# START OF PROVIDED DATA
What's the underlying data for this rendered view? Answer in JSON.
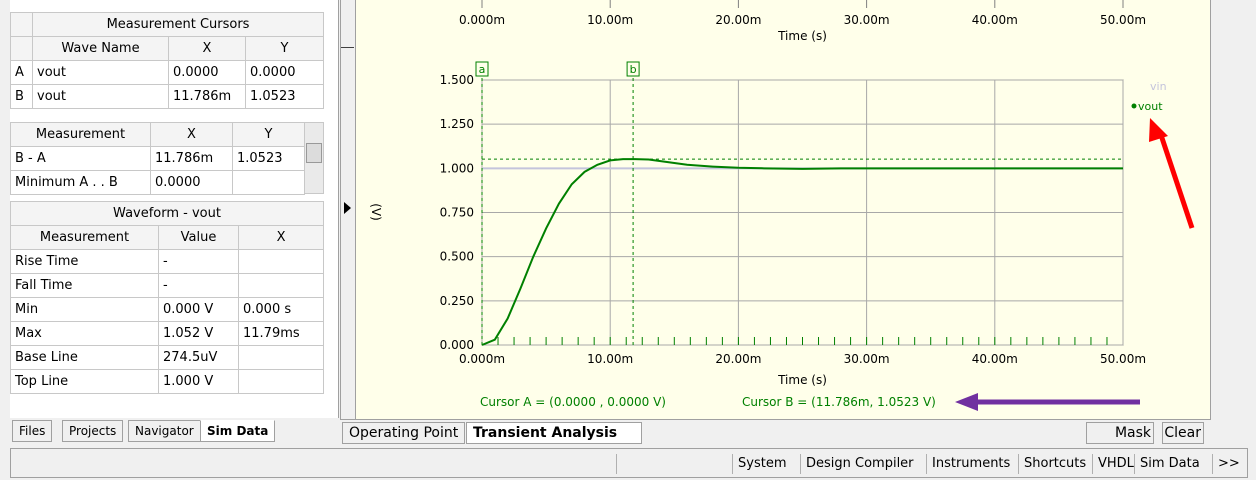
{
  "cursors_table": {
    "title": "Measurement Cursors",
    "headers": [
      "Wave Name",
      "X",
      "Y"
    ],
    "rows": [
      [
        "A",
        "vout",
        "0.0000",
        "0.0000"
      ],
      [
        "B",
        "vout",
        "11.786m",
        "1.0523"
      ]
    ]
  },
  "diff_table": {
    "headers": [
      "Measurement",
      "X",
      "Y"
    ],
    "rows": [
      [
        "B - A",
        "11.786m",
        "1.0523"
      ],
      [
        "Minimum A . . B",
        "0.0000"
      ]
    ]
  },
  "waveform_table": {
    "title": "Waveform - vout",
    "headers": [
      "Measurement",
      "Value",
      "X"
    ],
    "rows": [
      [
        "Rise Time",
        "-"
      ],
      [
        "Fall Time",
        "-"
      ],
      [
        "Min",
        "0.000 V",
        "0.000 s"
      ],
      [
        "Max",
        "1.052 V",
        "11.79ms"
      ],
      [
        "Base Line",
        "274.5uV"
      ],
      [
        "Top Line",
        "1.000 V"
      ]
    ]
  },
  "left_tabs": [
    "Files",
    "Projects",
    "Navigator",
    "Sim Data"
  ],
  "plot": {
    "type": "line",
    "xlabel": "Time (s)",
    "ylabel": "(V)",
    "xlim": [
      0,
      50
    ],
    "ylim": [
      0,
      1.5
    ],
    "xticks": [
      {
        "value": 0,
        "label": "0.000m"
      },
      {
        "value": 10,
        "label": "10.00m"
      },
      {
        "value": 20,
        "label": "20.00m"
      },
      {
        "value": 30,
        "label": "30.00m"
      },
      {
        "value": 40,
        "label": "40.00m"
      },
      {
        "value": 50,
        "label": "50.00m"
      }
    ],
    "yticks": [
      {
        "value": 0,
        "label": "0.000"
      },
      {
        "value": 0.25,
        "label": "0.250"
      },
      {
        "value": 0.5,
        "label": "0.500"
      },
      {
        "value": 0.75,
        "label": "0.750"
      },
      {
        "value": 1,
        "label": "1.000"
      },
      {
        "value": 1.25,
        "label": "1.250"
      },
      {
        "value": 1.5,
        "label": "1.500"
      }
    ],
    "grid": true,
    "series": [
      {
        "name": "vin",
        "color": "#c4c4dc",
        "x": [
          0,
          50
        ],
        "values": [
          1,
          1
        ]
      },
      {
        "name": "vout",
        "color": "#008000",
        "x": [
          0,
          1,
          2,
          3,
          4,
          5,
          6,
          7,
          8,
          9,
          10,
          11,
          11.786,
          13,
          14,
          15,
          16,
          18,
          20,
          22,
          25,
          28,
          30,
          35,
          40,
          45,
          50
        ],
        "values": [
          0,
          0.03,
          0.15,
          0.32,
          0.5,
          0.66,
          0.8,
          0.91,
          0.98,
          1.02,
          1.045,
          1.052,
          1.0523,
          1.05,
          1.04,
          1.03,
          1.02,
          1.01,
          1.003,
          1.0,
          0.997,
          1.0,
          1.0,
          1.0,
          1.0,
          1.0,
          1.0
        ]
      }
    ],
    "cursors": [
      {
        "name": "a",
        "x": 0
      },
      {
        "name": "b",
        "x": 11.786,
        "y": 1.0523
      }
    ],
    "cursor_labels": [
      "Cursor A = (0.0000 , 0.0000 V)",
      "Cursor B = (11.786m, 1.0523 V)"
    ]
  },
  "bottom_tabs": [
    "Operating Point",
    "Transient Analysis"
  ],
  "right_buttons": [
    "Mask Leve",
    "Clear"
  ],
  "status_buttons": [
    "System",
    "Design Compiler",
    "Instruments",
    "Shortcuts",
    "VHDL",
    "Sim Data",
    ">>"
  ]
}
# END OF PROVIDED DATA
# GIVEN TASK
Set down all the entries exactly as they appear, but skip any pictures.

# RESPONSE TO THIS EXERCISE
What's the underlying data for this rendered view? Answer in JSON.
{
  "cursors_table": {
    "title": "Measurement Cursors",
    "headers": [
      "Wave Name",
      "X",
      "Y"
    ],
    "rows": [
      [
        "A",
        "vout",
        "0.0000",
        "0.0000"
      ],
      [
        "B",
        "vout",
        "11.786m",
        "1.0523"
      ]
    ]
  },
  "diff_table": {
    "headers": [
      "Measurement",
      "X",
      "Y"
    ],
    "rows": [
      [
        "B - A",
        "11.786m",
        "1.0523"
      ],
      [
        "Minimum A . . B",
        "0.0000"
      ]
    ]
  },
  "waveform_table": {
    "title": "Waveform - vout",
    "headers": [
      "Measurement",
      "Value",
      "X"
    ],
    "rows": [
      [
        "Rise Time",
        "-"
      ],
      [
        "Fall Time",
        "-"
      ],
      [
        "Min",
        "0.000 V",
        "0.000 s"
      ],
      [
        "Max",
        "1.052 V",
        "11.79ms"
      ],
      [
        "Base Line",
        "274.5uV"
      ],
      [
        "Top Line",
        "1.000 V"
      ]
    ]
  },
  "left_tabs": [
    "Files",
    "Projects",
    "Navigator",
    "Sim Data"
  ],
  "plot": {
    "type": "line",
    "xlabel": "Time (s)",
    "ylabel": "(V)",
    "xlim": [
      0,
      50
    ],
    "ylim": [
      0,
      1.5
    ],
    "xticks": [
      {
        "value": 0,
        "label": "0.000m"
      },
      {
        "value": 10,
        "label": "10.00m"
      },
      {
        "value": 20,
        "label": "20.00m"
      },
      {
        "value": 30,
        "label": "30.00m"
      },
      {
        "value": 40,
        "label": "40.00m"
      },
      {
        "value": 50,
        "label": "50.00m"
      }
    ],
    "yticks": [
      {
        "value": 0,
        "label": "0.000"
      },
      {
        "value": 0.25,
        "label": "0.250"
      },
      {
        "value": 0.5,
        "label": "0.500"
      },
      {
        "value": 0.75,
        "label": "0.750"
      },
      {
        "value": 1,
        "label": "1.000"
      },
      {
        "value": 1.25,
        "label": "1.250"
      },
      {
        "value": 1.5,
        "label": "1.500"
      }
    ],
    "grid": true,
    "series": [
      {
        "name": "vin",
        "color": "#c4c4dc",
        "x": [
          0,
          50
        ],
        "values": [
          1,
          1
        ]
      },
      {
        "name": "vout",
        "color": "#008000",
        "x": [
          0,
          1,
          2,
          3,
          4,
          5,
          6,
          7,
          8,
          9,
          10,
          11,
          11.786,
          13,
          14,
          15,
          16,
          18,
          20,
          22,
          25,
          28,
          30,
          35,
          40,
          45,
          50
        ],
        "values": [
          0,
          0.03,
          0.15,
          0.32,
          0.5,
          0.66,
          0.8,
          0.91,
          0.98,
          1.02,
          1.045,
          1.052,
          1.0523,
          1.05,
          1.04,
          1.03,
          1.02,
          1.01,
          1.003,
          1.0,
          0.997,
          1.0,
          1.0,
          1.0,
          1.0,
          1.0,
          1.0
        ]
      }
    ],
    "cursors": [
      {
        "name": "a",
        "x": 0
      },
      {
        "name": "b",
        "x": 11.786,
        "y": 1.0523
      }
    ],
    "cursor_labels": [
      "Cursor A = (0.0000 , 0.0000 V)",
      "Cursor B = (11.786m, 1.0523 V)"
    ]
  },
  "bottom_tabs": [
    "Operating Point",
    "Transient Analysis"
  ],
  "right_buttons": [
    "Mask Leve",
    "Clear"
  ],
  "status_buttons": [
    "System",
    "Design Compiler",
    "Instruments",
    "Shortcuts",
    "VHDL",
    "Sim Data",
    ">>"
  ]
}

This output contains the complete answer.